### Tujuan Latihan:
Jawablah pertanyaan berikut berdasarkan tulisan tentang Ninik Mamak di bawah.
(a) Menurut adat, Pangulu itu sama dengan siapa?
(b) Sebelum kemerdekaan, di mana setiap Datuk atau Pangulu sedapat-dapatnya harus bertempat tinggal?
(c) Ibadah apa yang disebutkan agar disempatkan oleh Datuk atau Pangulu di kampung?

Tulisan di cimbuak.net dibawah ini mungkin bisa
direnungkan oleh awak, sebagai Ninik Mamak atau
penghulu.
Salam
Erwin Moechtar, 45 


http://www.cimbuak.net/content/view/497/56/

Ninik Mamak Di Persimpangan Jalan 

Menurut adat, Pangulu atau Ninik Mamak itu sama, tidak
bertinggi berendah, duduk sahamparan/duduak samo
randah, kok tagak samo tinggi.
Untuk pengetahuan kita, dibawah ini diutarakan serba
sedikit mengenai hal diatas, bak kato nan tuo-tuo :
Kok kurang tukuak manukuak dan kok singkek uleh
mauleh, mudah-mudahan bermamfaat bagi sanak sudaro
sarato anak kamanakan nan alun tahu.

1. Sebelum Kemerdekaan
Setiap pribadi dari Datuk atau Pangulu,
sedapat-dapatnya harus bertempat tinggal/berdomisili
di kampung.
Gunanya ialah supaya beliau selalu melihat-lihat dan
atau mengawasi anak kemenakan yang berada dibawah
naungannya. Disamping itu dimaksudkan pula agar beliau
menyempatkan diri melakukan sholat Jum’at di kampung.
Ketentuan ini juga berlaku bagi para Datuk/Pangulu
yang tidak kawin/belum pernah berumah tangga di
kampung.
Pada kesempatan  bertemu muka dengan orang
kampung/jemaah  masjid yang lazimnya dibacakan
pengumuman-pengumuman atau keputusan-keputusan yang
telah diambil oleh Kerapatan Adat/Musyawarah
Datuk/Pangulu di Balairung, misalnya menyangkut pajak
nagari, aturan kerja bakti/gotong royong memperbaiki
banda/selokan, irigasi, jalan desa, hukuman/teguran
kepada pembangkang-pembangkang adat dstnya.

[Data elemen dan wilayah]
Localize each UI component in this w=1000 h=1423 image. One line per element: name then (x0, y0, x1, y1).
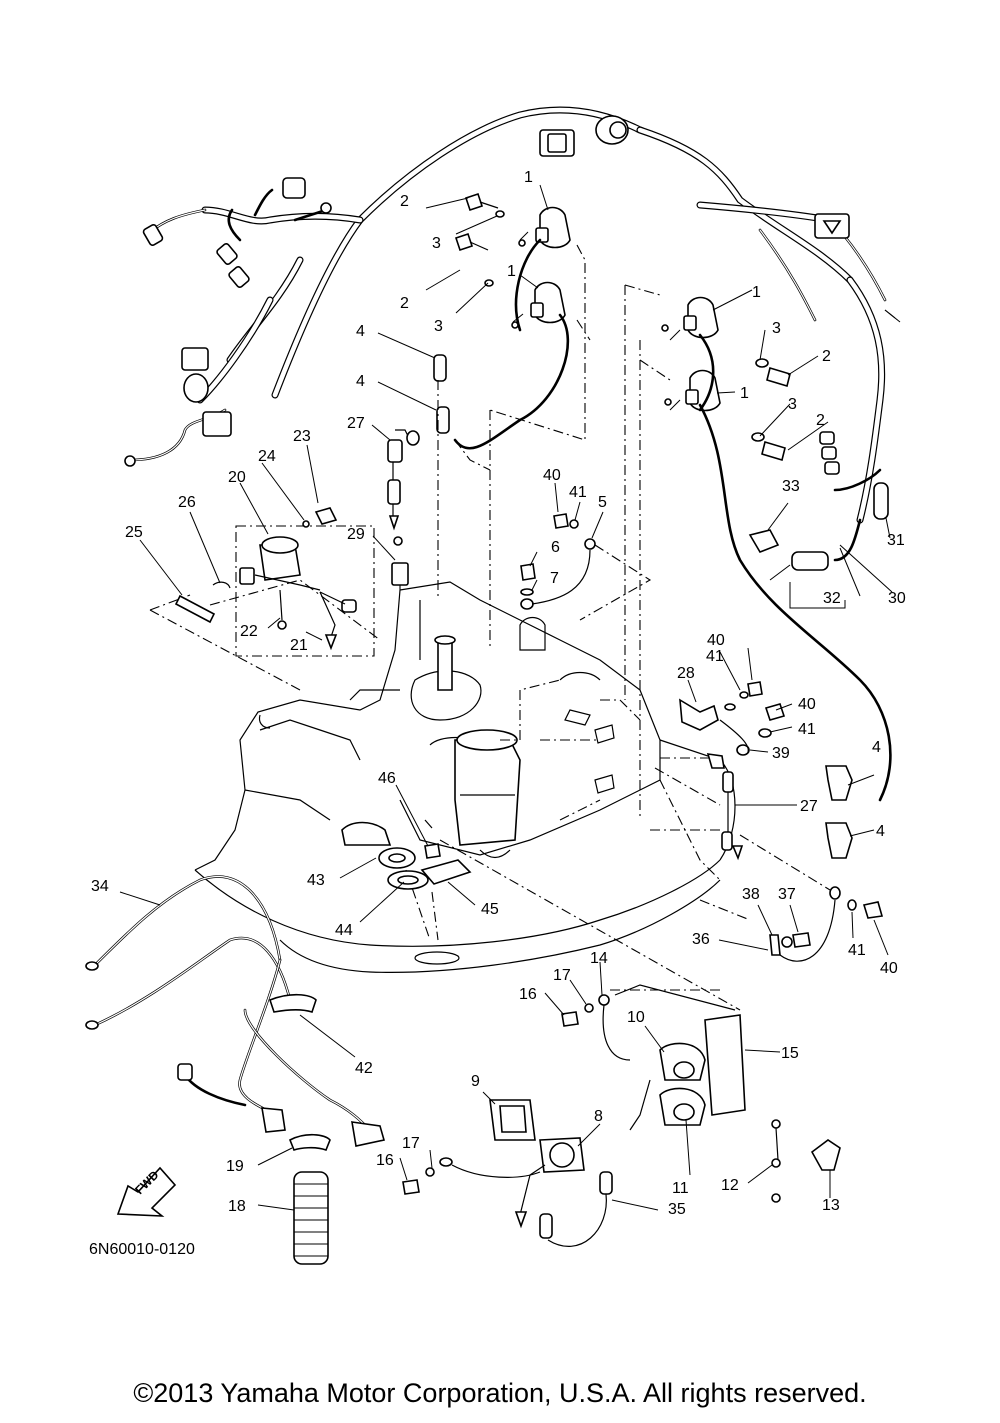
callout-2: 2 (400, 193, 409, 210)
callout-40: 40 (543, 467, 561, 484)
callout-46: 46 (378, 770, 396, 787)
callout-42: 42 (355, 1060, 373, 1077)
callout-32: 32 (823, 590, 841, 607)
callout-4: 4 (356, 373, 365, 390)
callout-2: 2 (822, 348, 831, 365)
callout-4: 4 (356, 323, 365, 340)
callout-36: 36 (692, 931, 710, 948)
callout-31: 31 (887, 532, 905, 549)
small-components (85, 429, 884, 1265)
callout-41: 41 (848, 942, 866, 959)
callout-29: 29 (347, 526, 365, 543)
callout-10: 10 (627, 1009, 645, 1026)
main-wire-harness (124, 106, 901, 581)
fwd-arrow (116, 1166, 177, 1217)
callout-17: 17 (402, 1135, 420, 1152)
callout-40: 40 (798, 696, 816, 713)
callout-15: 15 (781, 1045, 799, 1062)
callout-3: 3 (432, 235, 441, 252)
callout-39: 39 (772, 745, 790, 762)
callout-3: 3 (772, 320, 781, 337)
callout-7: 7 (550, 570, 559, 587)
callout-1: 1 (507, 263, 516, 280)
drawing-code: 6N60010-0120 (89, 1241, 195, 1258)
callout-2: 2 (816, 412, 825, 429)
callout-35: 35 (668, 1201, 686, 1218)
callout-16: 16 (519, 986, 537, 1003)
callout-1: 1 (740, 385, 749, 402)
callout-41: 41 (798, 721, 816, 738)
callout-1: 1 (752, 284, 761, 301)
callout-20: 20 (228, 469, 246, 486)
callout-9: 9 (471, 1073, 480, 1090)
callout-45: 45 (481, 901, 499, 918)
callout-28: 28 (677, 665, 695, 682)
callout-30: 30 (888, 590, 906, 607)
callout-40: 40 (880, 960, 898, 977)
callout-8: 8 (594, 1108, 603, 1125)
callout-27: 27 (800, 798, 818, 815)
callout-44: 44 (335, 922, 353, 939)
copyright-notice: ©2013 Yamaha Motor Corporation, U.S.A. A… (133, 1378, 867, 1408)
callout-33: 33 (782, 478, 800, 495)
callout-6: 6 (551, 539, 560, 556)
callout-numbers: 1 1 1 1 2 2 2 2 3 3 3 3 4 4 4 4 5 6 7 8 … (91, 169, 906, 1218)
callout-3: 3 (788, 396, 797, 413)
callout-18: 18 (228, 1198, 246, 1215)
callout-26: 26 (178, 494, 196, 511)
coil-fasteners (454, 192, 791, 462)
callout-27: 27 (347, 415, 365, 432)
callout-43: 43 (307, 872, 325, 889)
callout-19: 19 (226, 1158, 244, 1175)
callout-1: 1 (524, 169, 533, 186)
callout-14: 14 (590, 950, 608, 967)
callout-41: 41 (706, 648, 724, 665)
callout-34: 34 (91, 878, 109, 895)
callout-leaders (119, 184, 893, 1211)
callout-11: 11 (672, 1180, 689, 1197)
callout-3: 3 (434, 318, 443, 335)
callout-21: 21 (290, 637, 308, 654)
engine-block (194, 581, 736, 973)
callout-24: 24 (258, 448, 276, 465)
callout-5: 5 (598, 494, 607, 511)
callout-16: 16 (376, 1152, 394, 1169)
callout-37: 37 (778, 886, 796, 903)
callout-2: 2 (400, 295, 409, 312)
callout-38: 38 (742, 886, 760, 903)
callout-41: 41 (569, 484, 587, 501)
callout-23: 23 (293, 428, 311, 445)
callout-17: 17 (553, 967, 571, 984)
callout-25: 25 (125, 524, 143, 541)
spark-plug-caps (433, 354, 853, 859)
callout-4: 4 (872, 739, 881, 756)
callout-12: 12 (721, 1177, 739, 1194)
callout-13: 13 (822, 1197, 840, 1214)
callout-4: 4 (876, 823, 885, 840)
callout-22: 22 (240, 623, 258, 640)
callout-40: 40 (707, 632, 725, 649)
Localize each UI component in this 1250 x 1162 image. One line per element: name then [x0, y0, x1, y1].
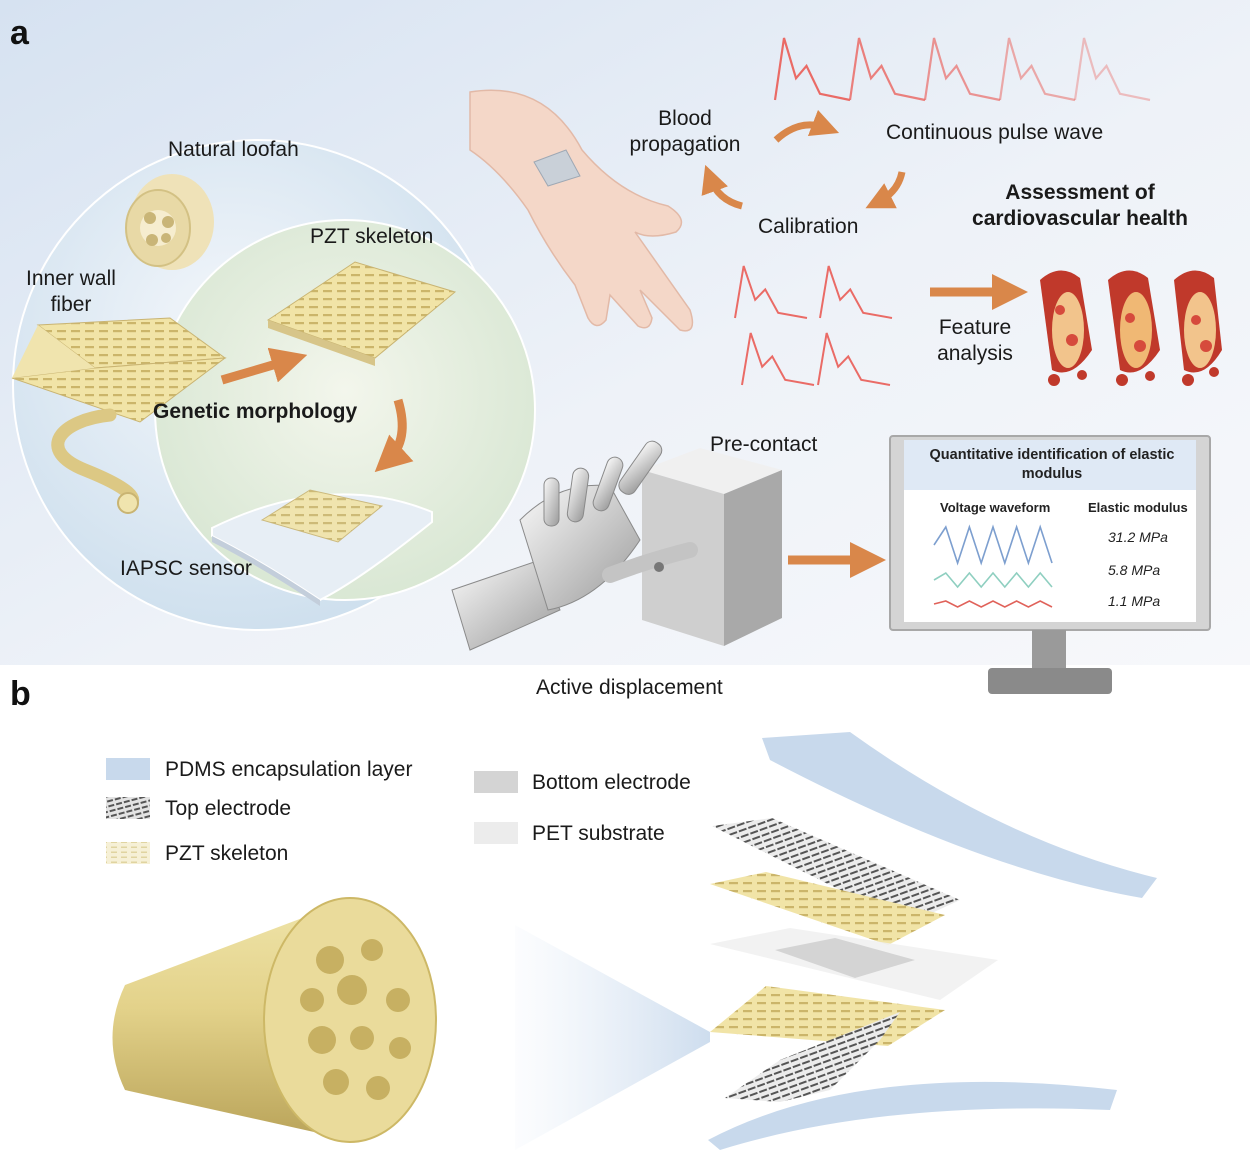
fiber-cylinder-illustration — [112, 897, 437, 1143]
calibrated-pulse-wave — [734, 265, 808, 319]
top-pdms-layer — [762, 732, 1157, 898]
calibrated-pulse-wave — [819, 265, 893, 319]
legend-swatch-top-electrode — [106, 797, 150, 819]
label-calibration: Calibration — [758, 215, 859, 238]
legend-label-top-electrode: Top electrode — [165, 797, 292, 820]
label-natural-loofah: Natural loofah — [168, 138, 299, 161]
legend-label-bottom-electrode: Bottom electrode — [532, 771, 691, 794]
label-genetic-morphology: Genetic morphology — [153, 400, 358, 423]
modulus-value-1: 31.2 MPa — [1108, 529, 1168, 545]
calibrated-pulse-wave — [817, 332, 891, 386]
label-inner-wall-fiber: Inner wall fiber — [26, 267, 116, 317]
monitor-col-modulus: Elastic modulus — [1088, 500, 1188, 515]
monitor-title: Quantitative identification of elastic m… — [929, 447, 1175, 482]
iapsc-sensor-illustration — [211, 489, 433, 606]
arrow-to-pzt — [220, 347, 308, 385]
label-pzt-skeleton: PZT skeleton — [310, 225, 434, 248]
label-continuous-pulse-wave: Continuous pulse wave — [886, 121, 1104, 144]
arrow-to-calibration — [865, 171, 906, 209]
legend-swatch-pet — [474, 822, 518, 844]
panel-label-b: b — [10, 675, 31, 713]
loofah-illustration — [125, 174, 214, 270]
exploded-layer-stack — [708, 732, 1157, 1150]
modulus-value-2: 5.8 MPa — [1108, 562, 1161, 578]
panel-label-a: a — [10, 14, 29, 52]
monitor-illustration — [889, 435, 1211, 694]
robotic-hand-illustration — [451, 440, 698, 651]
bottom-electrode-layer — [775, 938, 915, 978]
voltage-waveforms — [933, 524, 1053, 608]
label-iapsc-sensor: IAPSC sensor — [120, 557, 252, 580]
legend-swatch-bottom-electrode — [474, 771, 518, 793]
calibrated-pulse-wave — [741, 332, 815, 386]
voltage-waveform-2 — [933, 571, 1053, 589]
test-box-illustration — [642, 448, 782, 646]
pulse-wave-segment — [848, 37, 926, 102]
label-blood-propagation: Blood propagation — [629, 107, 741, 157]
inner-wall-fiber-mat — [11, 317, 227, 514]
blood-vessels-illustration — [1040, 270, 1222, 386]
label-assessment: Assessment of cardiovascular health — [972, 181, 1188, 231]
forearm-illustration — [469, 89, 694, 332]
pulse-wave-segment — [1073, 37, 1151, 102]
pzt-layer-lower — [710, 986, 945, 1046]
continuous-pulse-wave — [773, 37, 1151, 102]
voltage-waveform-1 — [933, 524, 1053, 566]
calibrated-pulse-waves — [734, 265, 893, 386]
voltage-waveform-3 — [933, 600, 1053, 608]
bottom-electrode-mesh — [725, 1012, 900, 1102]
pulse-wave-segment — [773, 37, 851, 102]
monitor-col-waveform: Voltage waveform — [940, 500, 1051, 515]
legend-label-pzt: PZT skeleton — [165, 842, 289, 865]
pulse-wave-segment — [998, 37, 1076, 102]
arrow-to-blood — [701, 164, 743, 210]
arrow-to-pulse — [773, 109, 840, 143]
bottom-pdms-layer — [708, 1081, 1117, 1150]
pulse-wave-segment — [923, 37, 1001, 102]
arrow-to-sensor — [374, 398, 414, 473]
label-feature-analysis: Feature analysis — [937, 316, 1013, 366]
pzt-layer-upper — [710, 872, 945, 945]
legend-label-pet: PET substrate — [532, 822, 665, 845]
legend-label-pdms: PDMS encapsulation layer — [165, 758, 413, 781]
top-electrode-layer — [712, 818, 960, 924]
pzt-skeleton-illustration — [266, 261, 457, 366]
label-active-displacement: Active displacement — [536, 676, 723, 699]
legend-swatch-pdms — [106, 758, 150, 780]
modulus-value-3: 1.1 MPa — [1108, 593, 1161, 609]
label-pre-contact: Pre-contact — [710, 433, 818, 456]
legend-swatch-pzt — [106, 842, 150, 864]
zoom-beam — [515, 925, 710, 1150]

### Jawaban:
(a) Menurut adat, Pangulu itu sama dengan Ninik Mamak.
(b) Setiap Datuk atau Pangulu sedapat-dapatnya harus bertempat tinggal di kampung.
(c) Ibadah yang disebutkan adalah sholat Jum'at.